(Directions) Every entry needs to be printed exactly, please.

(Task input)
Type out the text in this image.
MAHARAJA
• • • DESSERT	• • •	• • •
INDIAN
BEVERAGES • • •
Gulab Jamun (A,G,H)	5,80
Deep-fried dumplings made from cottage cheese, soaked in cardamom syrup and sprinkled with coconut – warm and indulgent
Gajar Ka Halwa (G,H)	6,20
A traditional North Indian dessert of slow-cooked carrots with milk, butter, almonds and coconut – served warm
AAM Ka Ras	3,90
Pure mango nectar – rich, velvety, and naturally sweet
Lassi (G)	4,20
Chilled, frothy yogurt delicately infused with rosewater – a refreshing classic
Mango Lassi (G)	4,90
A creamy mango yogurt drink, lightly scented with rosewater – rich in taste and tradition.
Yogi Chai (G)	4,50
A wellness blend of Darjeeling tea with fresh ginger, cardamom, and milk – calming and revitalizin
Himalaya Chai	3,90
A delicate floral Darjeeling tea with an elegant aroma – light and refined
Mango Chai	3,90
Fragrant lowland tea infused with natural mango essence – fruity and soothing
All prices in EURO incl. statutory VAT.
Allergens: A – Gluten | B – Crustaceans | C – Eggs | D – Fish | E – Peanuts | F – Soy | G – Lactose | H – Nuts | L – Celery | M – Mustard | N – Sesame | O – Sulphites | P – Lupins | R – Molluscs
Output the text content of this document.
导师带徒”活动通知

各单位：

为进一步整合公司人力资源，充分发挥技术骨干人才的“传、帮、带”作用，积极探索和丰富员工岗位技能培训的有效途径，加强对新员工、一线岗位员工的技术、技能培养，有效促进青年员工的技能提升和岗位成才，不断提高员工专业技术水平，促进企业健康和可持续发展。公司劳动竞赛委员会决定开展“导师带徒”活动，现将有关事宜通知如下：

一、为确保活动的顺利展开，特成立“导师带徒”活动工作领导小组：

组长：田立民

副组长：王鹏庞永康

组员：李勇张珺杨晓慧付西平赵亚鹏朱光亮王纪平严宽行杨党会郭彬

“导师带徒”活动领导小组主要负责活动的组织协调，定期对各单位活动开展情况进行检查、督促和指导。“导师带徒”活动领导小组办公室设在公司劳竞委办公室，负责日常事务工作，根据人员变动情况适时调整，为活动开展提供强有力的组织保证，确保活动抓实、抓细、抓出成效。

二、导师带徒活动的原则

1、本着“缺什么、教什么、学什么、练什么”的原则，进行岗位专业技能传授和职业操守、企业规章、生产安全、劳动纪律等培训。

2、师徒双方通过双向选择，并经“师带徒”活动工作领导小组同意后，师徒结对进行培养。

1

(Result of this task)
Type out the text in this image.
MAHARAJA
• • • DESSERT	• • •	• • •
INDIAN
BEVERAGES • • •
Gulab Jamun (A,G,H)	5,80
Deep-fried dumplings made from cottage cheese, soaked in cardamom syrup and sprinkled with coconut – warm and indulgent
Gajar Ka Halwa (G,H)	6,20
A traditional North Indian dessert of slow-cooked carrots with milk, butter, almonds and coconut – served warm
AAM Ka Ras	3,90
Pure mango nectar – rich, velvety, and naturally sweet
Lassi (G)	4,20
Chilled, frothy yogurt delicately infused with rosewater – a refreshing classic
Mango Lassi (G)	4,90
A creamy mango yogurt drink, lightly scented with rosewater – rich in taste and tradition.
Yogi Chai (G)	4,50
A wellness blend of Darjeeling tea with fresh ginger, cardamom, and milk – calming and revitalizin
Himalaya Chai	3,90
A delicate floral Darjeeling tea with an elegant aroma – light and refined
Mango Chai	3,90
Fragrant lowland tea infused with natural mango essence – fruity and soothing
All prices in EURO incl. statutory VAT.
Allergens: A – Gluten | B – Crustaceans | C – Eggs | D – Fish | E – Peanuts | F – Soy | G – Lactose | H – Nuts | L – Celery | M – Mustard | N – Sesame | O – Sulphites | P – Lupins | R – Molluscs
Output the text content of this document.
导师带徒”活动通知

各单位：

为进一步整合公司人力资源，充分发挥技术骨干人才的“传、帮、带”作用，积极探索和丰富员工岗位技能培训的有效途径，加强对新员工、一线岗位员工的技术、技能培养，有效促进青年员工的技能提升和岗位成才，不断提高员工专业技术水平，促进企业健康和可持续发展。公司劳动竞赛委员会决定开展“导师带徒”活动，现将有关事宜通知如下：

一、为确保活动的顺利展开，特成立“导师带徒”活动工作领导小组：

组长：田立民

副组长：王鹏庞永康

组员：李勇张珺杨晓慧付西平赵亚鹏朱光亮王纪平严宽行杨党会郭彬

“导师带徒”活动领导小组主要负责活动的组织协调，定期对各单位活动开展情况进行检查、督促和指导。“导师带徒”活动领导小组办公室设在公司劳竞委办公室，负责日常事务工作，根据人员变动情况适时调整，为活动开展提供强有力的组织保证，确保活动抓实、抓细、抓出成效。

二、导师带徒活动的原则

1、本着“缺什么、教什么、学什么、练什么”的原则，进行岗位专业技能传授和职业操守、企业规章、生产安全、劳动纪律等培训。

2、师徒双方通过双向选择，并经“师带徒”活动工作领导小组同意后，师徒结对进行培养。

1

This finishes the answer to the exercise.